--- START Recorded information ---

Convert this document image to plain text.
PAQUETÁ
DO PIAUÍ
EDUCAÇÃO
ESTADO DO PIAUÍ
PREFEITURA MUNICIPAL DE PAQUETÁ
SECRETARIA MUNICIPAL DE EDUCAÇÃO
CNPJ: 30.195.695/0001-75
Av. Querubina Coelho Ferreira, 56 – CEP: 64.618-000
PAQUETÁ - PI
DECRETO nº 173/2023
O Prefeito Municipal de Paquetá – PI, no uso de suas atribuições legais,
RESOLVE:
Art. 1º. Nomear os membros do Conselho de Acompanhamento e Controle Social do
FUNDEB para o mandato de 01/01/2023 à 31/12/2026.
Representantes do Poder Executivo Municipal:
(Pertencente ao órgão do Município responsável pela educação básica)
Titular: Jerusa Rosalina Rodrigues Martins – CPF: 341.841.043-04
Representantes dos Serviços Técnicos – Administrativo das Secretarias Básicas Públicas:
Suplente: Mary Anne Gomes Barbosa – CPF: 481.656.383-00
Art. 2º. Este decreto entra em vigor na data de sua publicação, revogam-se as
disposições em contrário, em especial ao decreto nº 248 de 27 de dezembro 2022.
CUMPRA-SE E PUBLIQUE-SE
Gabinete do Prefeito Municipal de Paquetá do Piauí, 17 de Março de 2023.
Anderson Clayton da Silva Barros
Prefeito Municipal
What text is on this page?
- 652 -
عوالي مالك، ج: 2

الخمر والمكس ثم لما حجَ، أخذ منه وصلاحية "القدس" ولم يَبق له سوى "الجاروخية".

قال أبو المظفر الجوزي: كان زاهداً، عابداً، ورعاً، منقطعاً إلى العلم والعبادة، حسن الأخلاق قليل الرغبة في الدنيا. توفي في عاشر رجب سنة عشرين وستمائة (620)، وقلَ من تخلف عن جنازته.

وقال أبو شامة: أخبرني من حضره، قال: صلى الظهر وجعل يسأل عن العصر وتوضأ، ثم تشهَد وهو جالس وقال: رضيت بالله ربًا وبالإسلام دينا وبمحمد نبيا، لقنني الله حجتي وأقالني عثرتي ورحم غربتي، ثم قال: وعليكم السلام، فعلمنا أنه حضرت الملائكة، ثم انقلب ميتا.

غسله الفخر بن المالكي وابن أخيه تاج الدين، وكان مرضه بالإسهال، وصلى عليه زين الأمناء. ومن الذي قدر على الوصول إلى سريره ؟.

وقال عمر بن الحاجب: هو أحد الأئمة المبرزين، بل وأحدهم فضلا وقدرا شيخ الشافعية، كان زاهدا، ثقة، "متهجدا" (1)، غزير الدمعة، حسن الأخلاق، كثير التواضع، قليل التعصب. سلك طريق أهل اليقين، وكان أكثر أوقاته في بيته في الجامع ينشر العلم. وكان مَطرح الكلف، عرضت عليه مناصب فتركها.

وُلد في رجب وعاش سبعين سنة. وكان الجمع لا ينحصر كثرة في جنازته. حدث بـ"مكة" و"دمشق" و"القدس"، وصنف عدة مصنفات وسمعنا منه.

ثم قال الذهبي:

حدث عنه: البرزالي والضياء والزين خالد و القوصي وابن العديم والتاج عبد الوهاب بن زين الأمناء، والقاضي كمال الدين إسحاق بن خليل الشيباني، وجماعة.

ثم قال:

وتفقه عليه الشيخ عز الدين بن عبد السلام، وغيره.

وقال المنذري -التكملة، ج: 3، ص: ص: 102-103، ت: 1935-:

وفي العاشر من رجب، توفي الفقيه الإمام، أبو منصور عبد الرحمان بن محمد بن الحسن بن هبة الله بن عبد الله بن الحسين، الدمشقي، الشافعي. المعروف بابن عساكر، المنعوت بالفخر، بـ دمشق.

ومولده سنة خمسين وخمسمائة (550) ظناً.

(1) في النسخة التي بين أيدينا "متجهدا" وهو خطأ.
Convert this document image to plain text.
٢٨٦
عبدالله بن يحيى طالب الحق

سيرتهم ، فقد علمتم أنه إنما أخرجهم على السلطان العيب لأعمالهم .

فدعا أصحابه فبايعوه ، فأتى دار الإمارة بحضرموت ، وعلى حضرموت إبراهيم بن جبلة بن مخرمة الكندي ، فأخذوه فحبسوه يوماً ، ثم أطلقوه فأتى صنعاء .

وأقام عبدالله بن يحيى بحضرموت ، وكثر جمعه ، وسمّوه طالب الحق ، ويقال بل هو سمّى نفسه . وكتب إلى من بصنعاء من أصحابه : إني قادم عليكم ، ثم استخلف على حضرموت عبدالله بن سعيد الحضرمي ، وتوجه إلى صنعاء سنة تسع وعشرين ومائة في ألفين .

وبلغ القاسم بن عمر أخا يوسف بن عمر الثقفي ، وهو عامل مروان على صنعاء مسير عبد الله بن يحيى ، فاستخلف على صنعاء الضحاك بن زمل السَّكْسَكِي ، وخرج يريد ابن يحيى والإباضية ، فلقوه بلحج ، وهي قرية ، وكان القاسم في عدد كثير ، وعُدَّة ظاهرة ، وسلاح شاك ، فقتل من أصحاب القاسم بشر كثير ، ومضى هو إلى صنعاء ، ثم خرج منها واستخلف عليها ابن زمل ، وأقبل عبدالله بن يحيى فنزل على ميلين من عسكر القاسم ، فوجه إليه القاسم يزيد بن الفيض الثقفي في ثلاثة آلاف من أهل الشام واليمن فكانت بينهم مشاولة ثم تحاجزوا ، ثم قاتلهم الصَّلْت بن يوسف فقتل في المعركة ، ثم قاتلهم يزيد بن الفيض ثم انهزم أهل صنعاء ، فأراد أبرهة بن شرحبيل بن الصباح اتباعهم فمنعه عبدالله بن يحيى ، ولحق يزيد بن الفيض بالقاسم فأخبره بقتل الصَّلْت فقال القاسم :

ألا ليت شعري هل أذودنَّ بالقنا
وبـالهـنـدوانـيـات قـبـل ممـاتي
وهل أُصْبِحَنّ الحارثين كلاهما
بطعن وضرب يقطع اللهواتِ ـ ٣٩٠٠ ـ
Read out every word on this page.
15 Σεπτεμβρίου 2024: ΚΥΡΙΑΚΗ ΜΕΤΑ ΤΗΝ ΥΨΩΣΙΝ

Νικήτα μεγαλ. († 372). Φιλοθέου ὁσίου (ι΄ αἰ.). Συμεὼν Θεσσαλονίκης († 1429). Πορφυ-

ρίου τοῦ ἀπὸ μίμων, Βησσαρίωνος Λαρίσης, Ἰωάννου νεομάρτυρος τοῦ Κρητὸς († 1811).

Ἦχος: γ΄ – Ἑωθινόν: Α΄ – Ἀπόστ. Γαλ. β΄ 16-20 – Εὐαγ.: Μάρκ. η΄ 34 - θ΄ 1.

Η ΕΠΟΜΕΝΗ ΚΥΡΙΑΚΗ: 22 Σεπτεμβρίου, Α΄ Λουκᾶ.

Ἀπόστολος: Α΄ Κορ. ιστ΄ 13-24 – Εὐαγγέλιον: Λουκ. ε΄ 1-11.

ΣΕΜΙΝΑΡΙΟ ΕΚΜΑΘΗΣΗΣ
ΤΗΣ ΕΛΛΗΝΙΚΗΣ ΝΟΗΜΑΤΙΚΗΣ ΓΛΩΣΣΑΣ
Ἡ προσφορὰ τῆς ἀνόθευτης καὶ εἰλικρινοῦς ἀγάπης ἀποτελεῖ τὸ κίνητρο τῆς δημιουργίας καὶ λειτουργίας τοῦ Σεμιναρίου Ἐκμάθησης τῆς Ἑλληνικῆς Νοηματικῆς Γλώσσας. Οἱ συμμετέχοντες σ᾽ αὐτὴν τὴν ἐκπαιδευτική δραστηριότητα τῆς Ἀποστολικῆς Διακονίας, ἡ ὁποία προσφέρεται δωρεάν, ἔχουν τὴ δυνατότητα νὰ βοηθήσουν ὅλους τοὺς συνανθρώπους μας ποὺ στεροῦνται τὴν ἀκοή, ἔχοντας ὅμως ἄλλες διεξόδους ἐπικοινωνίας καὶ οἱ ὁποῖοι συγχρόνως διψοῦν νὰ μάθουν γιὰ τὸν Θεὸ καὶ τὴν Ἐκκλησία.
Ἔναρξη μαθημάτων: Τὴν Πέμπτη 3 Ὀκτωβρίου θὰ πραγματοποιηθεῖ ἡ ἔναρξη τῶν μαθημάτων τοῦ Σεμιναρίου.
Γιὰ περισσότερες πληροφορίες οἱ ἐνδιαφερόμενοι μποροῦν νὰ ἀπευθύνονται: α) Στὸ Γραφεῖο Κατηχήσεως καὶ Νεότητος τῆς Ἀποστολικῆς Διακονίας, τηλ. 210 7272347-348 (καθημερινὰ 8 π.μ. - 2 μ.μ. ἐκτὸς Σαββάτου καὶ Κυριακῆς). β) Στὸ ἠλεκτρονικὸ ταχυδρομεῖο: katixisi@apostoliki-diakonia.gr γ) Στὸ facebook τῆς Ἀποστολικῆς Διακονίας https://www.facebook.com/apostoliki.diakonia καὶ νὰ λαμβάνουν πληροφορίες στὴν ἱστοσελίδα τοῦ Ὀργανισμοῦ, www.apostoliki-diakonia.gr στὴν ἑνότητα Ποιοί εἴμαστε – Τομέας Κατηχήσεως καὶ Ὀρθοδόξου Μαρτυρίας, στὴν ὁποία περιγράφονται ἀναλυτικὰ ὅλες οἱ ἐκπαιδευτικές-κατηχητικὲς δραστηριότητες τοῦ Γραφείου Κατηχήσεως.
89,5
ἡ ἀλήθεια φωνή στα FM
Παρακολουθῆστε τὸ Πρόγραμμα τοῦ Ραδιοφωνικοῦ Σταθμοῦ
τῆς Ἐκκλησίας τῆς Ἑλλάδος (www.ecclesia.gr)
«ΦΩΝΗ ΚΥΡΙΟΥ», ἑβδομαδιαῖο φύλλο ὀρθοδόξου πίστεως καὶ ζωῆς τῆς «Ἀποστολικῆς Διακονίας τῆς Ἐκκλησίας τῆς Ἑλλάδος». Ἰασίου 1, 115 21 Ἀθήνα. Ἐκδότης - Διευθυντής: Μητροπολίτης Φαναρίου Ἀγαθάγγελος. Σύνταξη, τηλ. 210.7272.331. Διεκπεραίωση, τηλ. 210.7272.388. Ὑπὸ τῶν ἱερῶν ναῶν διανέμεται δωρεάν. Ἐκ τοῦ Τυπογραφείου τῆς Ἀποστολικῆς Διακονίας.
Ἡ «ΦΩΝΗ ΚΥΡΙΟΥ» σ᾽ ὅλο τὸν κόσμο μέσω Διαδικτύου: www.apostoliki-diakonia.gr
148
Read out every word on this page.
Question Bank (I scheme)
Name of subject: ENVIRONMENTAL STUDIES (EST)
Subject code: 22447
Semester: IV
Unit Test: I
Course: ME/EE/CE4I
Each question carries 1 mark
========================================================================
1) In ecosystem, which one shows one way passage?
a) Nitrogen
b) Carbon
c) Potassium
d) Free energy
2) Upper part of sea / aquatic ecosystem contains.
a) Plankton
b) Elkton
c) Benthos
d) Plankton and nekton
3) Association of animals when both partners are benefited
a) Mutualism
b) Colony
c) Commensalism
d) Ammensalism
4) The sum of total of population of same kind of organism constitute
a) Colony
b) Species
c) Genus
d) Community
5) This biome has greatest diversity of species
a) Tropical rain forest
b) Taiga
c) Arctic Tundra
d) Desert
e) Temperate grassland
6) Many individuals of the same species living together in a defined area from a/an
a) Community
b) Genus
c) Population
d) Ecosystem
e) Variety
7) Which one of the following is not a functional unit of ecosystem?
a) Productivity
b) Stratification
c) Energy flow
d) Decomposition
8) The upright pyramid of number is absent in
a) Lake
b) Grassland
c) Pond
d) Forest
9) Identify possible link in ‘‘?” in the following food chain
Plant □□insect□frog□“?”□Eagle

--- END Recorded information ---

Copy down every line of the material above that includes the string "وقال".

◆ **Exercise response**
وقال أبو شامة: أخبرني من حضره، قال: صلى الظهر وجعل يسأل عن العصر وتوضأ، ثم تشهَد وهو جالس وقال: رضيت بالله ربًا وبالإسلام دينا وبمحمد نبيا، لقنني الله حجتي وأقالني عثرتي ورحم غربتي، ثم قال: وعليكم السلام، فعلمنا أنه حضرت الملائكة، ثم انقلب ميتا.
وقال عمر بن الحاجب: هو أحد الأئمة المبرزين، بل وأحدهم فضلا وقدرا شيخ الشافعية، كان زاهدا، ثقة، "متهجدا" (1)، غزير الدمعة، حسن الأخلاق، كثير التواضع، قليل التعصب. سلك طريق أهل اليقين، وكان أكثر أوقاته في بيته في الجامع ينشر العلم. وكان مَطرح الكلف، عرضت عليه مناصب فتركها.
وقال المنذري -التكملة، ج: 3، ص: ص: 102-103، ت: 1935-:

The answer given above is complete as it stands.